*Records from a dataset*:
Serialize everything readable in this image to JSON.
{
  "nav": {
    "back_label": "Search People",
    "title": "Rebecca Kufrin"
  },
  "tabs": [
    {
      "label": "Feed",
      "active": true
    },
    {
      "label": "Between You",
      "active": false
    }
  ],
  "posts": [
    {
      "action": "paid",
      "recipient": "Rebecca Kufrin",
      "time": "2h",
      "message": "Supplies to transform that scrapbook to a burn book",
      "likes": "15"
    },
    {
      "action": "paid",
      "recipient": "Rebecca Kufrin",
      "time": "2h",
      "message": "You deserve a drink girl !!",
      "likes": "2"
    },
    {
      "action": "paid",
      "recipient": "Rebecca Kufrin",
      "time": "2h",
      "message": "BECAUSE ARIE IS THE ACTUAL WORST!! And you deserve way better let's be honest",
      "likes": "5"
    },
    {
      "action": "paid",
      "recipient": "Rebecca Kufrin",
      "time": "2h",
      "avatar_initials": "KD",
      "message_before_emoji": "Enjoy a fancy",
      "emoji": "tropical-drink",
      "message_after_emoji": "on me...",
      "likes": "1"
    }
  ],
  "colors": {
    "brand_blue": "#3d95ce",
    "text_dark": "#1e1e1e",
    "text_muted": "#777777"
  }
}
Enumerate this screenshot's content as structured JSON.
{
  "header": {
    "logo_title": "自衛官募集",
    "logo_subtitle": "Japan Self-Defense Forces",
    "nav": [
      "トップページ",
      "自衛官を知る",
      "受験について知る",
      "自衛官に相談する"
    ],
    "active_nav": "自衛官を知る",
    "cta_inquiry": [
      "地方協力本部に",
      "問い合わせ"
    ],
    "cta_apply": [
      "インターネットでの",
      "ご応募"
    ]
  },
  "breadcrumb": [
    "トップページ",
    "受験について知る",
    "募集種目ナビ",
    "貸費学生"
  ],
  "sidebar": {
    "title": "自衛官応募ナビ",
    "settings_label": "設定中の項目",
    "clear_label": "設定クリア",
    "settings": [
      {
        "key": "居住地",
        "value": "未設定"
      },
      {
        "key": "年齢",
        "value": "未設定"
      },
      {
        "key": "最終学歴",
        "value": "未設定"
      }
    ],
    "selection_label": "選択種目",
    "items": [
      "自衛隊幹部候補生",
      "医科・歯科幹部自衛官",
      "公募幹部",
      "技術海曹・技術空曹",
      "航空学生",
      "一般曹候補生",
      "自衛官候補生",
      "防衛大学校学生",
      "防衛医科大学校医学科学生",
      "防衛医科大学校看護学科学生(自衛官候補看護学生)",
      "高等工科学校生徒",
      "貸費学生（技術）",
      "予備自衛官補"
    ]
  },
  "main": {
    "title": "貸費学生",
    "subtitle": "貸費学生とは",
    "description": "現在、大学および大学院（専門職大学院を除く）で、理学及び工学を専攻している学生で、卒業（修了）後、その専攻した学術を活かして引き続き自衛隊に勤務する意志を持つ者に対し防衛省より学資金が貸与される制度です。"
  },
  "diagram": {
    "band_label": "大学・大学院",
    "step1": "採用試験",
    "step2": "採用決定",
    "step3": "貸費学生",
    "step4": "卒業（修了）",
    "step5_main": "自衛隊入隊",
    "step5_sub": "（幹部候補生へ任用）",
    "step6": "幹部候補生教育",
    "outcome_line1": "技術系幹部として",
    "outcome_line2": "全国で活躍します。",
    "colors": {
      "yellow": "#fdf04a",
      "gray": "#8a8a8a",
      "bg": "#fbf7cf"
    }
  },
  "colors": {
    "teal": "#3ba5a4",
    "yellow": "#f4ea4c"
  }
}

*AIM OF THE TASK*:
Output the records verbatim, from the first line to the last.

*THE ANSWER*:
Serialize everything readable in this image to JSON.
{
  "nav": {
    "back_label": "Search People",
    "title": "Rebecca Kufrin"
  },
  "tabs": [
    {
      "label": "Feed",
      "active": true
    },
    {
      "label": "Between You",
      "active": false
    }
  ],
  "posts": [
    {
      "action": "paid",
      "recipient": "Rebecca Kufrin",
      "time": "2h",
      "message": "Supplies to transform that scrapbook to a burn book",
      "likes": "15"
    },
    {
      "action": "paid",
      "recipient": "Rebecca Kufrin",
      "time": "2h",
      "message": "You deserve a drink girl !!",
      "likes": "2"
    },
    {
      "action": "paid",
      "recipient": "Rebecca Kufrin",
      "time": "2h",
      "message": "BECAUSE ARIE IS THE ACTUAL WORST!! And you deserve way better let's be honest",
      "likes": "5"
    },
    {
      "action": "paid",
      "recipient": "Rebecca Kufrin",
      "time": "2h",
      "avatar_initials": "KD",
      "message_before_emoji": "Enjoy a fancy",
      "emoji": "tropical-drink",
      "message_after_emoji": "on me...",
      "likes": "1"
    }
  ],
  "colors": {
    "brand_blue": "#3d95ce",
    "text_dark": "#1e1e1e",
    "text_muted": "#777777"
  }
}
Enumerate this screenshot's content as structured JSON.
{
  "header": {
    "logo_title": "自衛官募集",
    "logo_subtitle": "Japan Self-Defense Forces",
    "nav": [
      "トップページ",
      "自衛官を知る",
      "受験について知る",
      "自衛官に相談する"
    ],
    "active_nav": "自衛官を知る",
    "cta_inquiry": [
      "地方協力本部に",
      "問い合わせ"
    ],
    "cta_apply": [
      "インターネットでの",
      "ご応募"
    ]
  },
  "breadcrumb": [
    "トップページ",
    "受験について知る",
    "募集種目ナビ",
    "貸費学生"
  ],
  "sidebar": {
    "title": "自衛官応募ナビ",
    "settings_label": "設定中の項目",
    "clear_label": "設定クリア",
    "settings": [
      {
        "key": "居住地",
        "value": "未設定"
      },
      {
        "key": "年齢",
        "value": "未設定"
      },
      {
        "key": "最終学歴",
        "value": "未設定"
      }
    ],
    "selection_label": "選択種目",
    "items": [
      "自衛隊幹部候補生",
      "医科・歯科幹部自衛官",
      "公募幹部",
      "技術海曹・技術空曹",
      "航空学生",
      "一般曹候補生",
      "自衛官候補生",
      "防衛大学校学生",
      "防衛医科大学校医学科学生",
      "防衛医科大学校看護学科学生(自衛官候補看護学生)",
      "高等工科学校生徒",
      "貸費学生（技術）",
      "予備自衛官補"
    ]
  },
  "main": {
    "title": "貸費学生",
    "subtitle": "貸費学生とは",
    "description": "現在、大学および大学院（専門職大学院を除く）で、理学及び工学を専攻している学生で、卒業（修了）後、その専攻した学術を活かして引き続き自衛隊に勤務する意志を持つ者に対し防衛省より学資金が貸与される制度です。"
  },
  "diagram": {
    "band_label": "大学・大学院",
    "step1": "採用試験",
    "step2": "採用決定",
    "step3": "貸費学生",
    "step4": "卒業（修了）",
    "step5_main": "自衛隊入隊",
    "step5_sub": "（幹部候補生へ任用）",
    "step6": "幹部候補生教育",
    "outcome_line1": "技術系幹部として",
    "outcome_line2": "全国で活躍します。",
    "colors": {
      "yellow": "#fdf04a",
      "gray": "#8a8a8a",
      "bg": "#fbf7cf"
    }
  },
  "colors": {
    "teal": "#3ba5a4",
    "yellow": "#f4ea4c"
  }
}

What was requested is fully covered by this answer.